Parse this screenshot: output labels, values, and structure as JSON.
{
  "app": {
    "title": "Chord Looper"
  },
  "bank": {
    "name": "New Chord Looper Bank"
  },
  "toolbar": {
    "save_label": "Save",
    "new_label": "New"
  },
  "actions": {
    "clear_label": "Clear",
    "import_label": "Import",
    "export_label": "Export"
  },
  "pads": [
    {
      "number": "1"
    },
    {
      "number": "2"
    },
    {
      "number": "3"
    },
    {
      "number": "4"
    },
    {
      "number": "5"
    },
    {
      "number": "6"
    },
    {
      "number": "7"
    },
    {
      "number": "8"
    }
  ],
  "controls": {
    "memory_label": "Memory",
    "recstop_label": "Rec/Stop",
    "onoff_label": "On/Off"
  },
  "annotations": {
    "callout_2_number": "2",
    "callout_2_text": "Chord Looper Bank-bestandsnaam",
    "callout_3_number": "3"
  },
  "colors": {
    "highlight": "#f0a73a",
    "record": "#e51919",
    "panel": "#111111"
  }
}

# [Instruction]
State the number of lines that contain the string "Chord", with no other words.

# [Response]
3